— begin DATA FOR THE TASK —
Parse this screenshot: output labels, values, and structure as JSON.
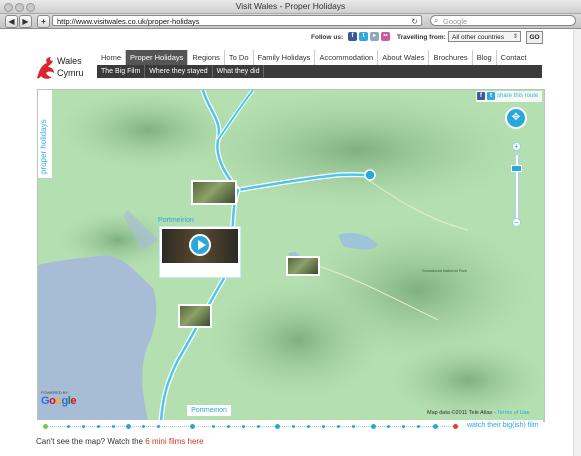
{
  "browser": {
    "window_title": "Visit Wales - Proper Holidays",
    "back_label": "◀",
    "forward_label": "▶",
    "new_tab_label": "+",
    "url": "http://www.visitwales.co.uk/proper-holidays",
    "reload_icon": "↻",
    "search_placeholder": "Google"
  },
  "header": {
    "follow_label": "Follow us:",
    "social_icons": [
      "facebook-icon",
      "twitter-icon",
      "youtube-icon",
      "flickr-icon",
      "rss-icon"
    ],
    "travelling_label": "Travelling from:",
    "country_value": "All other countries",
    "go_label": "GO",
    "logo_line1": "Wales",
    "logo_line2": "Cymru",
    "brand_color": "#d8262e"
  },
  "nav": {
    "items": [
      "Home",
      "Proper Holidays",
      "Regions",
      "To Do",
      "Family Holidays",
      "Accommodation",
      "About Wales",
      "Brochures",
      "Blog",
      "Contact"
    ],
    "active_index": 1
  },
  "subnav": {
    "items": [
      "The Big Film",
      "Where they stayed",
      "What they did"
    ]
  },
  "map": {
    "side_tab": "proper holidays",
    "share_label": "share this route",
    "zoom_in": "+",
    "zoom_out": "−",
    "pan_icon": "✥",
    "label_top": "Portmeirion",
    "label_bottom": "Portmeirion",
    "powered_by": "POWERED BY",
    "google_logo": "Google",
    "attribution_prefix": "Map data ©2011 Tele Atlas - ",
    "terms_label": "Terms of Use",
    "route_color": "#4cc6ee",
    "place_labels": [
      "Snowdonia National Park"
    ]
  },
  "timeline": {
    "watch_label": "watch their big(ish) film",
    "start_color": "#7ac943",
    "end_color": "#e63b2e"
  },
  "footer": {
    "text": "Can't see the map? Watch the ",
    "link": "6 mini films here"
  }
}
— end DATA FOR THE TASK —
INSTRUCTIONS FOR THE TASK →
Say how many lines include the word "this"; reply with the number alone.

REPLY TO THE TASK →
2